**What to work on:**
Go through the listing and pick out each line with the word "Transition" in it.

--------

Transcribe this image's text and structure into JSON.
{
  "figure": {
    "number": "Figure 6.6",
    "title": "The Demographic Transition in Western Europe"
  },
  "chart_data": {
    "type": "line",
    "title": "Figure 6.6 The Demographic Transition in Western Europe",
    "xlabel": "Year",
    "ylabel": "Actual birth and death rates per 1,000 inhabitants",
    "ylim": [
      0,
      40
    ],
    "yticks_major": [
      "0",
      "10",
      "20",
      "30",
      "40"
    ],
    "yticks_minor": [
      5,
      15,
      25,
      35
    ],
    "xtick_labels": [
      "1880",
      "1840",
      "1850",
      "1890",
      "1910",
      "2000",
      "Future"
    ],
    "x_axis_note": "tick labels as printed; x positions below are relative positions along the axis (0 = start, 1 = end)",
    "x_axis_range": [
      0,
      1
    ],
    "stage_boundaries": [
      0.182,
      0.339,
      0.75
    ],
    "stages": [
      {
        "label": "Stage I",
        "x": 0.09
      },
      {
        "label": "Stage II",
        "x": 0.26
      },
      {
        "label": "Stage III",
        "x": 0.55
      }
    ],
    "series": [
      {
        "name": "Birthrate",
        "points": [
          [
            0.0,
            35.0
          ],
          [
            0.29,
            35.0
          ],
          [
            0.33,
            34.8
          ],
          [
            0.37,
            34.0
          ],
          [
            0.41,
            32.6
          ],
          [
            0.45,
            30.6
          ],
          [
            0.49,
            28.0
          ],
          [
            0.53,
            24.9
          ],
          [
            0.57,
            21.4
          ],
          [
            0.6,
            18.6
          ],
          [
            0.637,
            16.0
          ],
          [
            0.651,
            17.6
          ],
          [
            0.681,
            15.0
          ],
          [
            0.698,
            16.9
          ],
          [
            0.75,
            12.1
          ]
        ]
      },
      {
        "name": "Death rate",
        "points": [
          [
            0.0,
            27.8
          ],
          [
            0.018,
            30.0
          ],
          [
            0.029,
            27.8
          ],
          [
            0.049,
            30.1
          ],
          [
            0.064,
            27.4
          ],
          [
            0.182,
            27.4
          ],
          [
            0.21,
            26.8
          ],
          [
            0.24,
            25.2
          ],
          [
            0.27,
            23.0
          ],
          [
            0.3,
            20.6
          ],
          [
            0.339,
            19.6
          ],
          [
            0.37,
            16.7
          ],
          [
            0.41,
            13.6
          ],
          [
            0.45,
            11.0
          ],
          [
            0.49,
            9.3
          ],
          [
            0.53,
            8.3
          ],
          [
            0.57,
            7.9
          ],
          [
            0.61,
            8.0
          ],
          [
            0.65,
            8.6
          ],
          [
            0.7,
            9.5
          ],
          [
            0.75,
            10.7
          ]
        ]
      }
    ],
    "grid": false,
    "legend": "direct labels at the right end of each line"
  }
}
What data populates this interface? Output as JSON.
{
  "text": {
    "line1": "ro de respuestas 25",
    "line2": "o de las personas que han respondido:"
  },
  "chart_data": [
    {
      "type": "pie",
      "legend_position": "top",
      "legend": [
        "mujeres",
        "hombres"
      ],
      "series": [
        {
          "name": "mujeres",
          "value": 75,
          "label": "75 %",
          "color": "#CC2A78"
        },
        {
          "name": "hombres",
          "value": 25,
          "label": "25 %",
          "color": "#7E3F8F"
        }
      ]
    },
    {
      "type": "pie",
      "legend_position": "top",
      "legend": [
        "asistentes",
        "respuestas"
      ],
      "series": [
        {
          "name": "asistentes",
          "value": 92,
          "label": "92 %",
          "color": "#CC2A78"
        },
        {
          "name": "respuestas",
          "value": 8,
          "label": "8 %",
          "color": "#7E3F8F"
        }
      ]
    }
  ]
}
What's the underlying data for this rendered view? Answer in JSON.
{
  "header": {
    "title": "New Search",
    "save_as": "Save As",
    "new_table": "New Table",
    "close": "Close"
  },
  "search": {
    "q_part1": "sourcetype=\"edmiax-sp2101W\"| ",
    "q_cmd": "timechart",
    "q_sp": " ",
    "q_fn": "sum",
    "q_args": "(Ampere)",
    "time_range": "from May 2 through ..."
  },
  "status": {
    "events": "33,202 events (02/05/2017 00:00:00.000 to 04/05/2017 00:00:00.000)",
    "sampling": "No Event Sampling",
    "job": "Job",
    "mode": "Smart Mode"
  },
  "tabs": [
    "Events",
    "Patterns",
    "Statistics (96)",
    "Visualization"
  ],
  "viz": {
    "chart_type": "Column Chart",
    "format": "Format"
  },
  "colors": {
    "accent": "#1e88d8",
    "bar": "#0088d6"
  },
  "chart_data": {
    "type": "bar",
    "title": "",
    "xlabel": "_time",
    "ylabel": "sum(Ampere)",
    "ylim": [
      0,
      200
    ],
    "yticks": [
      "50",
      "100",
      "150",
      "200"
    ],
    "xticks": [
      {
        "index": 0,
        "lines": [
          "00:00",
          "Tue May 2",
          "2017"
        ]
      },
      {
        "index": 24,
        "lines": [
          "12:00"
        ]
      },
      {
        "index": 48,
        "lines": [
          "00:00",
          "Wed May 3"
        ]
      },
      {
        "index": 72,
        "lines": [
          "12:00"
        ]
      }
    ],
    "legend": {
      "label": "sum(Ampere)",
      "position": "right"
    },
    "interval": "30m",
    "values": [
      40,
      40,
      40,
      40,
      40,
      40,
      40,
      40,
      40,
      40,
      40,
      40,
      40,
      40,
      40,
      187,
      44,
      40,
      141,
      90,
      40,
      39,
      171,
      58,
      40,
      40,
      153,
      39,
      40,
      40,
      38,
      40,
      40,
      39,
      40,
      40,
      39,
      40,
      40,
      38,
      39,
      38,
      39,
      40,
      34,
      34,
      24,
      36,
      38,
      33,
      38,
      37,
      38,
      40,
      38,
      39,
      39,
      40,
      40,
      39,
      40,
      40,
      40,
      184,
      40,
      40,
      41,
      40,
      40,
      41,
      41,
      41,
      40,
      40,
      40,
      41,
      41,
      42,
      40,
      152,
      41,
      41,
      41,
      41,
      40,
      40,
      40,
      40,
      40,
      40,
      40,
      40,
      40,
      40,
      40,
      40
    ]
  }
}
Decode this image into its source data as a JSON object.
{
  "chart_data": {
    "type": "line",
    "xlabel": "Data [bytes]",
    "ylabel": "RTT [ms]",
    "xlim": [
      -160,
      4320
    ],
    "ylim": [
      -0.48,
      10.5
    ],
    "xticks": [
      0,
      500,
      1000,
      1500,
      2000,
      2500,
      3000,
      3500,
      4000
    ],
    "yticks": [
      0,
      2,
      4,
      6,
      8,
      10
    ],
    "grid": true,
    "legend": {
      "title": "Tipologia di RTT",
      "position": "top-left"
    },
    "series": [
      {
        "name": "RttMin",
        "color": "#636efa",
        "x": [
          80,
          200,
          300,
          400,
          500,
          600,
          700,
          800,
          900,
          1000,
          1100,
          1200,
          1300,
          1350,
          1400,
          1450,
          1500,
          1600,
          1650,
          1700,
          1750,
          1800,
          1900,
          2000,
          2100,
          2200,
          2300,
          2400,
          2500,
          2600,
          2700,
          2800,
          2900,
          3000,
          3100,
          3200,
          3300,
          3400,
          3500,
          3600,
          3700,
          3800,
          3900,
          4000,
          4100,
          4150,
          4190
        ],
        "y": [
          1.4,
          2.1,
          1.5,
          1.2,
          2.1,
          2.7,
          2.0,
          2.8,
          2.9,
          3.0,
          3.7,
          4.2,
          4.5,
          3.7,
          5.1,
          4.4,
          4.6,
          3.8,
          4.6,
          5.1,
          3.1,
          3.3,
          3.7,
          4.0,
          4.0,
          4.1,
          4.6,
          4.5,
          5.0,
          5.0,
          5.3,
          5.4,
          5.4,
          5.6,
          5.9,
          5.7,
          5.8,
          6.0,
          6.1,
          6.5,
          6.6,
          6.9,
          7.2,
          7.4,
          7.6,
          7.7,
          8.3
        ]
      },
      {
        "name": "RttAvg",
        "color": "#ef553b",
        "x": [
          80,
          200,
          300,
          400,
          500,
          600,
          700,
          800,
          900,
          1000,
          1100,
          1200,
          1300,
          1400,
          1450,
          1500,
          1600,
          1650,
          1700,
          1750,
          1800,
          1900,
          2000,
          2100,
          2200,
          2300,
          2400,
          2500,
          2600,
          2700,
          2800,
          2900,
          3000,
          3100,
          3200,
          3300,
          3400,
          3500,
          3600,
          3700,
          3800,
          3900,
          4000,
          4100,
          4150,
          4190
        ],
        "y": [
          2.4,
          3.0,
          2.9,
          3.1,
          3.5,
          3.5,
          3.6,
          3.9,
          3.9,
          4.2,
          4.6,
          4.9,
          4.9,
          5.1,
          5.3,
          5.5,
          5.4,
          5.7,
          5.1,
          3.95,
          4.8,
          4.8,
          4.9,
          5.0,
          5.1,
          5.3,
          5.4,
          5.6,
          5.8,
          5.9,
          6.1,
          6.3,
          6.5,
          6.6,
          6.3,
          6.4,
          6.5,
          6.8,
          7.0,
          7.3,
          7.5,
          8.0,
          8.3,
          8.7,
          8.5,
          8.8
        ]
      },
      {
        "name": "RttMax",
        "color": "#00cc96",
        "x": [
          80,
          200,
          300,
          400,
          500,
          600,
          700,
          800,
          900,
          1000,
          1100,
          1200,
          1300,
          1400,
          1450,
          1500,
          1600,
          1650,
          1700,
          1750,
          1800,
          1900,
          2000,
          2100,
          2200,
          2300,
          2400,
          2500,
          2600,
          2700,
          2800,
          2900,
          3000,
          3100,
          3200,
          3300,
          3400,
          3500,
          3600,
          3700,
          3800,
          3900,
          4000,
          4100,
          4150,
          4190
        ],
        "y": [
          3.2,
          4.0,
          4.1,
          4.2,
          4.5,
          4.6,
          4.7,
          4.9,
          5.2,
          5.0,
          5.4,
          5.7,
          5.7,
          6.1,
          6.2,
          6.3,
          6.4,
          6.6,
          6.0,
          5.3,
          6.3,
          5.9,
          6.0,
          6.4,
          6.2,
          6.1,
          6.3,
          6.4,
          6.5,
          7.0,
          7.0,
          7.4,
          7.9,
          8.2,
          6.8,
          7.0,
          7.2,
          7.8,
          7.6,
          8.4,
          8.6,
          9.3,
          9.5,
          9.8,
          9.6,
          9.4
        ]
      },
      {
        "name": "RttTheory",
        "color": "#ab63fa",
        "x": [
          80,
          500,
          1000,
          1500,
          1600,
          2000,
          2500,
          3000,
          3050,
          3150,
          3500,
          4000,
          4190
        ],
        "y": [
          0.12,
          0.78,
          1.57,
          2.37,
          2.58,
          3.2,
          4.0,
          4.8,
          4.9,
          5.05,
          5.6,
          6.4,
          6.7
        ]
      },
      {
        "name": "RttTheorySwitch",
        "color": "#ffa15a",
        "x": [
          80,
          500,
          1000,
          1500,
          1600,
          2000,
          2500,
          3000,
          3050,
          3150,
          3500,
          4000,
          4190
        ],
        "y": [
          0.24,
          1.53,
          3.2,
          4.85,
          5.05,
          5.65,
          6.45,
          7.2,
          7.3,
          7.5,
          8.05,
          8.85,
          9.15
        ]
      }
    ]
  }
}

--------

**Solution to this task:**
    "title": "The Demographic Transition in Western Europe"
    "title": "Figure 6.6 The Demographic Transition in Western Europe",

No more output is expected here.